EXTRACTED DATA:
####################
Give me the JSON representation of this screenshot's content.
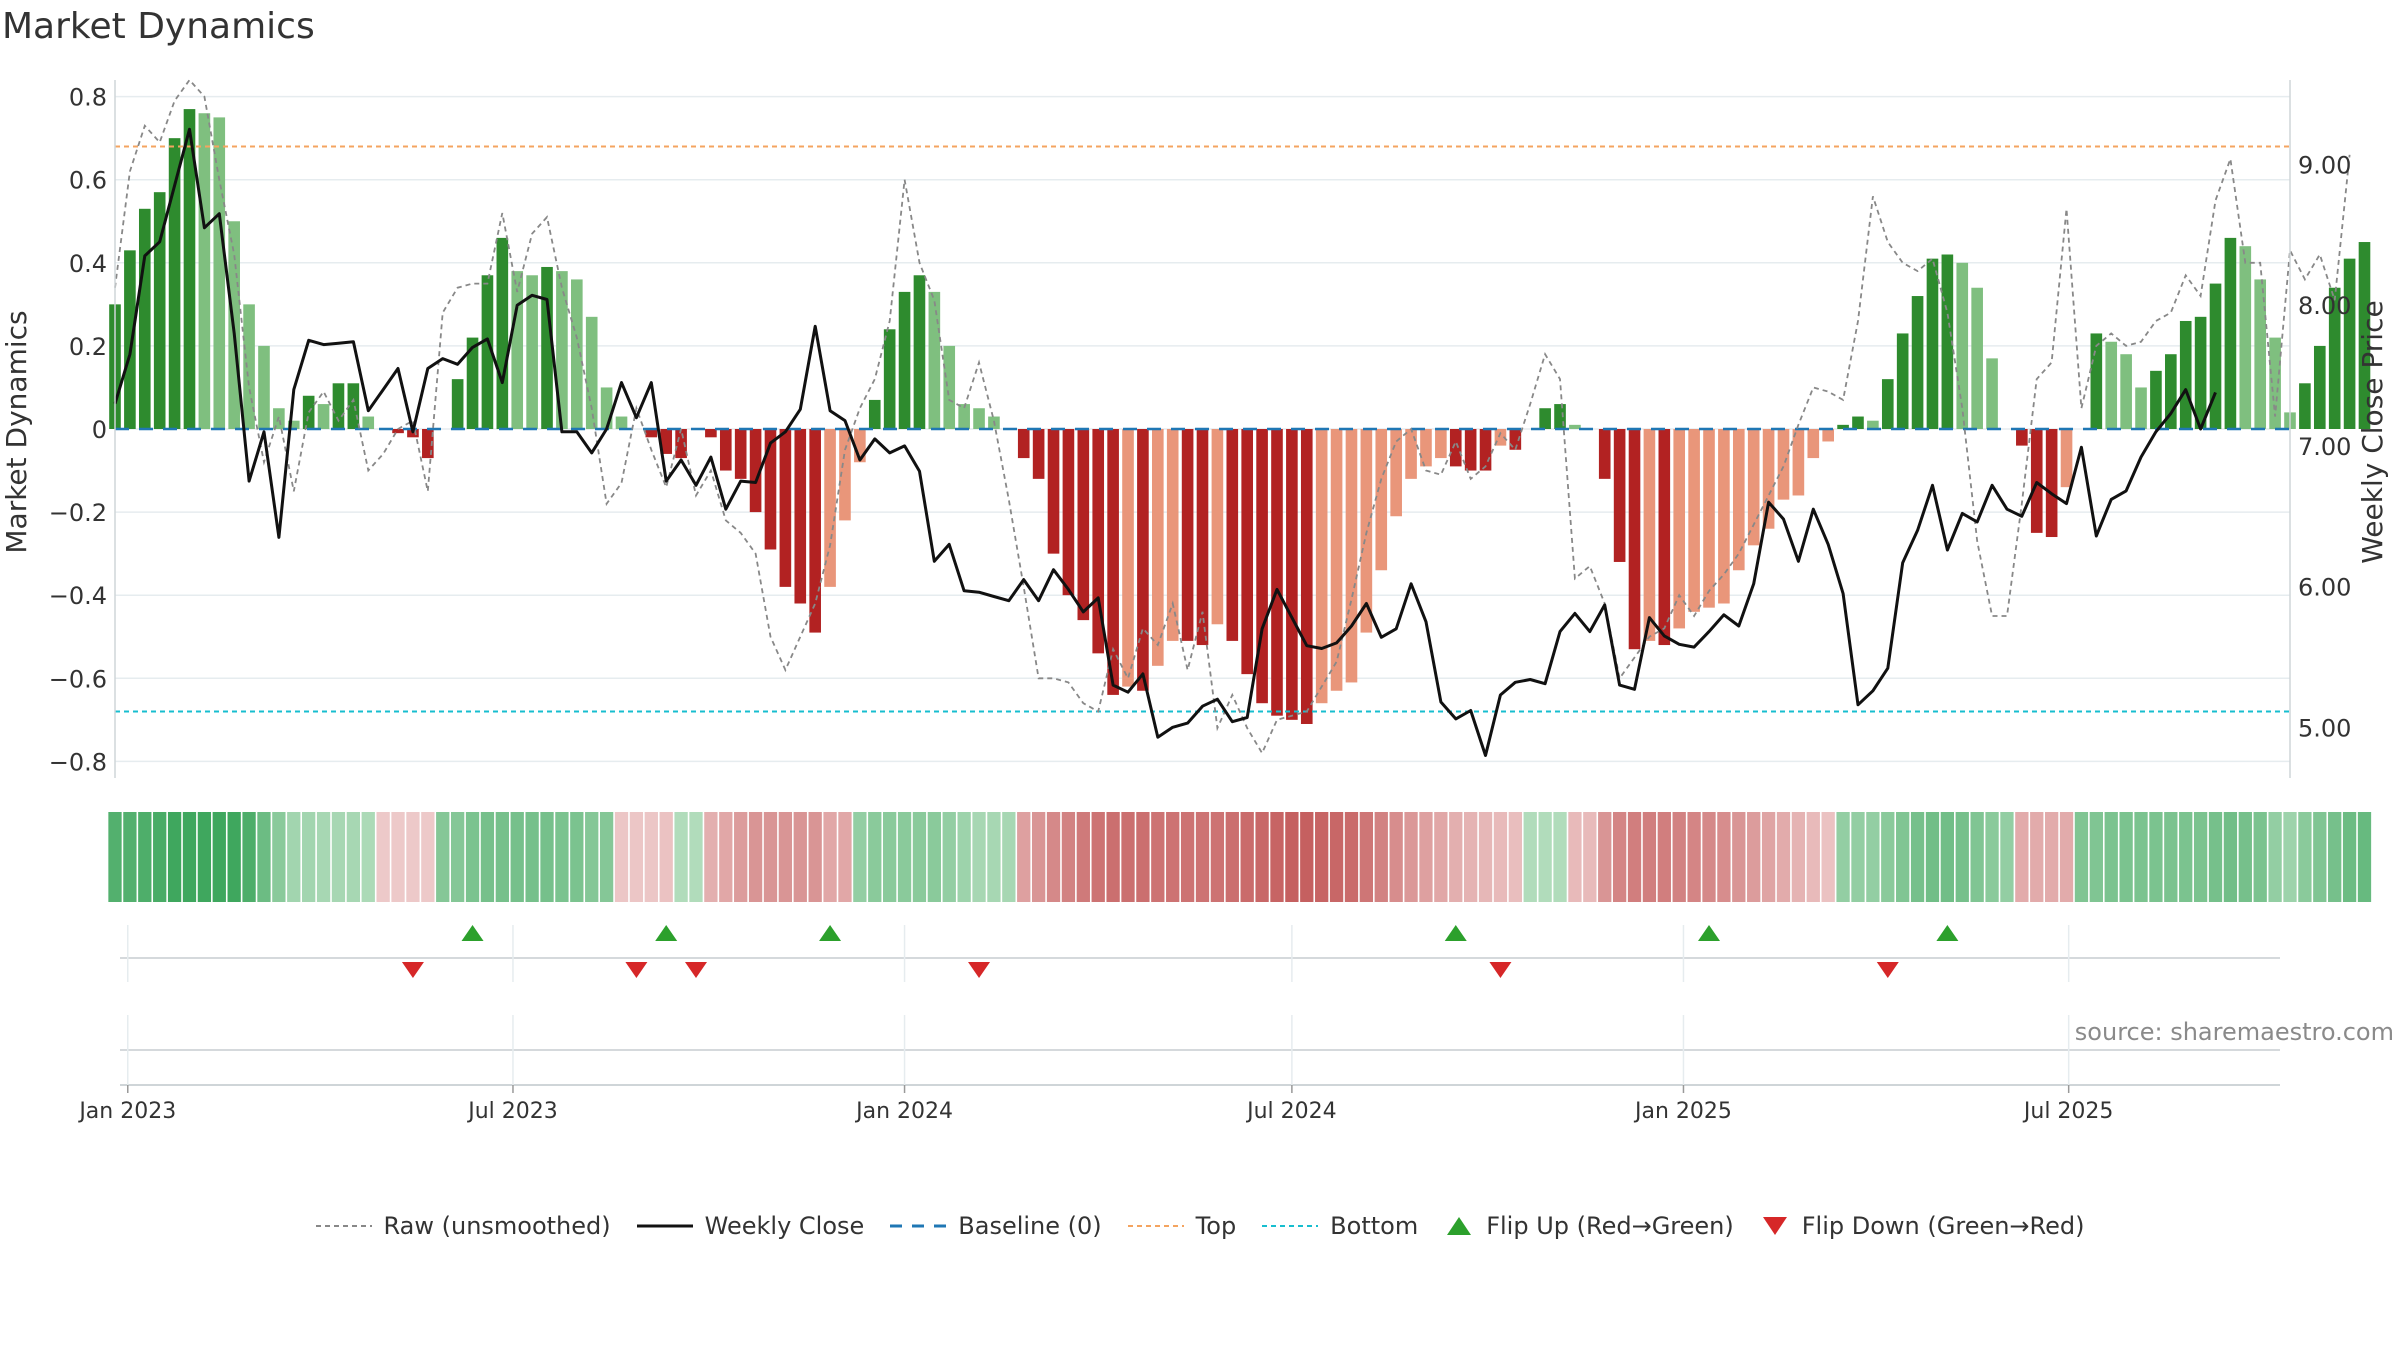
{
  "title": "Market Dynamics",
  "source": "source: sharemaestro.com",
  "colors": {
    "green_strong": "#2e8b2e",
    "green_light": "#7fbf7f",
    "red_strong": "#b22222",
    "red_light": "#e9967a",
    "close_line": "#111111",
    "raw_line": "#888888",
    "baseline": "#1f77b4",
    "top": "#f4a460",
    "bottom": "#17becf",
    "flip_up": "#2ca02c",
    "flip_down": "#d62728"
  },
  "legend": {
    "raw": "Raw (unsmoothed)",
    "close": "Weekly Close",
    "baseline": "Baseline (0)",
    "top": "Top",
    "bottom": "Bottom",
    "flip_up": "Flip Up (Red→Green)",
    "flip_down": "Flip Down (Green→Red)"
  },
  "chart_data": {
    "type": "bar",
    "ylabel": "Market Dynamics",
    "y2label": "Weekly Close Price",
    "ylim": [
      -0.84,
      0.84
    ],
    "y2lim": [
      4.64,
      9.6
    ],
    "yticks": [
      0.8,
      0.6,
      0.4,
      0.2,
      0,
      -0.2,
      -0.4,
      -0.6,
      -0.8
    ],
    "ytick_labels": [
      "0.8",
      "0.6",
      "0.4",
      "0.2",
      "0",
      "−0.2",
      "−0.4",
      "−0.6",
      "−0.8"
    ],
    "y2ticks": [
      9.0,
      8.0,
      7.0,
      6.0,
      5.0
    ],
    "y2tick_labels": [
      "9.00",
      "8.00",
      "7.00",
      "6.00",
      "5.00"
    ],
    "x_start": "2022-12-26",
    "x_end": "2025-10-13",
    "x_ticks": [
      {
        "date": "2023-01-01",
        "label": "Jan 2023"
      },
      {
        "date": "2023-07-01",
        "label": "Jul 2023"
      },
      {
        "date": "2024-01-01",
        "label": "Jan 2024"
      },
      {
        "date": "2024-07-01",
        "label": "Jul 2024"
      },
      {
        "date": "2025-01-01",
        "label": "Jan 2025"
      },
      {
        "date": "2025-07-01",
        "label": "Jul 2025"
      }
    ],
    "reference_lines": {
      "baseline": 0,
      "top": 0.68,
      "bottom": -0.68
    },
    "first_week": "2022-12-26",
    "dynamics": [
      0.3,
      0.43,
      0.53,
      0.57,
      0.7,
      0.77,
      0.76,
      0.75,
      0.5,
      0.3,
      0.2,
      0.05,
      0.02,
      0.08,
      0.06,
      0.11,
      0.11,
      0.03,
      0.0,
      -0.01,
      -0.02,
      -0.07,
      0.0,
      0.12,
      0.22,
      0.37,
      0.46,
      0.38,
      0.37,
      0.39,
      0.38,
      0.36,
      0.27,
      0.1,
      0.03,
      0.0,
      -0.02,
      -0.06,
      -0.07,
      0.0,
      -0.02,
      -0.1,
      -0.12,
      -0.2,
      -0.29,
      -0.38,
      -0.42,
      -0.49,
      -0.38,
      -0.22,
      -0.08,
      0.07,
      0.24,
      0.33,
      0.37,
      0.33,
      0.2,
      0.06,
      0.05,
      0.03,
      0.0,
      -0.07,
      -0.12,
      -0.3,
      -0.4,
      -0.46,
      -0.54,
      -0.64,
      -0.62,
      -0.63,
      -0.57,
      -0.51,
      -0.51,
      -0.52,
      -0.47,
      -0.51,
      -0.59,
      -0.66,
      -0.69,
      -0.7,
      -0.71,
      -0.66,
      -0.63,
      -0.61,
      -0.49,
      -0.34,
      -0.21,
      -0.12,
      -0.09,
      -0.07,
      -0.09,
      -0.1,
      -0.1,
      -0.04,
      -0.05,
      0.0,
      0.05,
      0.06,
      0.01,
      0.0,
      -0.12,
      -0.32,
      -0.53,
      -0.51,
      -0.52,
      -0.48,
      -0.44,
      -0.43,
      -0.42,
      -0.34,
      -0.28,
      -0.24,
      -0.17,
      -0.16,
      -0.07,
      -0.03,
      0.01,
      0.03,
      0.02,
      0.12,
      0.23,
      0.32,
      0.41,
      0.42,
      0.4,
      0.34,
      0.17,
      0.0,
      -0.04,
      -0.25,
      -0.26,
      -0.14,
      0.0,
      0.23,
      0.21,
      0.18,
      0.1,
      0.14,
      0.18,
      0.26,
      0.27,
      0.35,
      0.46,
      0.44,
      0.36,
      0.22,
      0.04,
      0.11,
      0.2,
      0.34,
      0.41,
      0.45
    ],
    "raw": [
      0.34,
      0.62,
      0.73,
      0.69,
      0.79,
      0.84,
      0.8,
      0.6,
      0.42,
      0.1,
      -0.08,
      0.03,
      -0.15,
      0.04,
      0.09,
      0.02,
      0.07,
      -0.1,
      -0.06,
      0.0,
      0.02,
      -0.15,
      0.28,
      0.34,
      0.35,
      0.35,
      0.52,
      0.33,
      0.47,
      0.51,
      0.34,
      0.22,
      0.05,
      -0.18,
      -0.13,
      0.05,
      -0.05,
      -0.14,
      0.0,
      -0.16,
      -0.1,
      -0.22,
      -0.25,
      -0.3,
      -0.5,
      -0.58,
      -0.5,
      -0.42,
      -0.28,
      -0.05,
      0.05,
      0.12,
      0.26,
      0.6,
      0.4,
      0.31,
      0.07,
      0.05,
      0.16,
      0.02,
      -0.17,
      -0.38,
      -0.6,
      -0.6,
      -0.61,
      -0.66,
      -0.68,
      -0.53,
      -0.6,
      -0.48,
      -0.52,
      -0.42,
      -0.58,
      -0.44,
      -0.72,
      -0.64,
      -0.72,
      -0.78,
      -0.7,
      -0.69,
      -0.68,
      -0.62,
      -0.56,
      -0.41,
      -0.25,
      -0.12,
      -0.03,
      0.0,
      -0.1,
      -0.11,
      -0.03,
      -0.12,
      -0.09,
      -0.01,
      -0.05,
      0.06,
      0.18,
      0.12,
      -0.36,
      -0.33,
      -0.42,
      -0.6,
      -0.55,
      -0.5,
      -0.48,
      -0.4,
      -0.45,
      -0.39,
      -0.35,
      -0.3,
      -0.23,
      -0.16,
      -0.09,
      0.01,
      0.1,
      0.09,
      0.07,
      0.26,
      0.56,
      0.45,
      0.4,
      0.38,
      0.41,
      0.28,
      0.05,
      -0.27,
      -0.45,
      -0.45,
      -0.18,
      0.12,
      0.16,
      0.53,
      0.05,
      0.2,
      0.23,
      0.2,
      0.21,
      0.26,
      0.28,
      0.37,
      0.32,
      0.55,
      0.65,
      0.4,
      0.4,
      0.03,
      0.43,
      0.36,
      0.42,
      0.31,
      0.66
    ],
    "close": [
      7.3,
      7.65,
      8.35,
      8.45,
      8.85,
      9.25,
      8.55,
      8.65,
      7.8,
      6.75,
      7.1,
      6.35,
      7.4,
      7.75,
      7.72,
      7.73,
      7.74,
      7.25,
      7.4,
      7.55,
      7.1,
      7.55,
      7.62,
      7.58,
      7.7,
      7.76,
      7.45,
      8.0,
      8.07,
      8.04,
      7.1,
      7.1,
      6.95,
      7.12,
      7.45,
      7.2,
      7.45,
      6.75,
      6.9,
      6.72,
      6.92,
      6.55,
      6.75,
      6.74,
      7.02,
      7.1,
      7.26,
      7.85,
      7.25,
      7.18,
      6.9,
      7.05,
      6.95,
      7.0,
      6.82,
      6.18,
      6.3,
      5.97,
      5.96,
      5.93,
      5.9,
      6.05,
      5.9,
      6.12,
      5.98,
      5.82,
      5.92,
      5.3,
      5.25,
      5.38,
      4.93,
      5.0,
      5.03,
      5.15,
      5.2,
      5.04,
      5.07,
      5.7,
      5.98,
      5.78,
      5.58,
      5.56,
      5.6,
      5.72,
      5.88,
      5.64,
      5.7,
      6.02,
      5.75,
      5.18,
      5.06,
      5.12,
      4.8,
      5.23,
      5.32,
      5.34,
      5.31,
      5.68,
      5.81,
      5.68,
      5.87,
      5.3,
      5.27,
      5.78,
      5.65,
      5.59,
      5.57,
      5.68,
      5.8,
      5.72,
      6.02,
      6.6,
      6.48,
      6.18,
      6.55,
      6.3,
      5.95,
      5.16,
      5.26,
      5.42,
      6.17,
      6.4,
      6.72,
      6.26,
      6.52,
      6.46,
      6.72,
      6.55,
      6.5,
      6.74,
      6.66,
      6.59,
      6.99,
      6.36,
      6.62,
      6.68,
      6.92,
      7.1,
      7.23,
      7.4,
      7.12,
      7.38
    ],
    "heat_strip": [
      0.6,
      0.6,
      0.62,
      0.64,
      0.68,
      0.68,
      0.68,
      0.68,
      0.68,
      0.62,
      0.5,
      0.38,
      0.28,
      0.28,
      0.26,
      0.26,
      0.26,
      0.24,
      -0.12,
      -0.12,
      -0.12,
      -0.12,
      0.4,
      0.4,
      0.44,
      0.46,
      0.46,
      0.46,
      0.46,
      0.46,
      0.44,
      0.44,
      0.4,
      0.4,
      -0.14,
      -0.14,
      -0.14,
      -0.16,
      0.22,
      0.22,
      -0.26,
      -0.3,
      -0.36,
      -0.4,
      -0.4,
      -0.4,
      -0.4,
      -0.4,
      -0.3,
      -0.3,
      0.34,
      0.38,
      0.38,
      0.38,
      0.38,
      0.38,
      0.34,
      0.3,
      0.26,
      0.26,
      0.26,
      -0.34,
      -0.4,
      -0.46,
      -0.5,
      -0.54,
      -0.58,
      -0.6,
      -0.6,
      -0.6,
      -0.58,
      -0.58,
      -0.58,
      -0.58,
      -0.58,
      -0.6,
      -0.62,
      -0.64,
      -0.66,
      -0.68,
      -0.68,
      -0.66,
      -0.64,
      -0.62,
      -0.56,
      -0.5,
      -0.44,
      -0.38,
      -0.34,
      -0.3,
      -0.26,
      -0.24,
      -0.22,
      -0.2,
      -0.18,
      0.22,
      0.22,
      0.22,
      -0.2,
      -0.2,
      -0.4,
      -0.48,
      -0.52,
      -0.52,
      -0.52,
      -0.5,
      -0.48,
      -0.46,
      -0.44,
      -0.4,
      -0.36,
      -0.32,
      -0.28,
      -0.24,
      -0.2,
      -0.16,
      0.34,
      0.34,
      0.34,
      0.38,
      0.42,
      0.46,
      0.48,
      0.48,
      0.46,
      0.42,
      0.38,
      0.34,
      -0.28,
      -0.28,
      -0.28,
      -0.28,
      0.42,
      0.42,
      0.44,
      0.44,
      0.44,
      0.44,
      0.44,
      0.44,
      0.44,
      0.46,
      0.48,
      0.46,
      0.44,
      0.34,
      0.3,
      0.38,
      0.42,
      0.46,
      0.5,
      0.52
    ],
    "flip_up_dates": [
      "2023-06-12",
      "2023-09-11",
      "2023-11-27",
      "2024-09-16",
      "2025-01-13",
      "2025-05-05"
    ],
    "flip_down_dates": [
      "2023-05-15",
      "2023-08-28",
      "2023-09-25",
      "2024-02-05",
      "2024-10-07",
      "2025-04-07"
    ]
  }
}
####################
TASK TO COMPLETE:
Report each line in the preceding entries that holds the string "bottom".

THE REPLY:
    "bottom": "#17becf",
    "bottom": "Bottom",
      "bottom": -0.68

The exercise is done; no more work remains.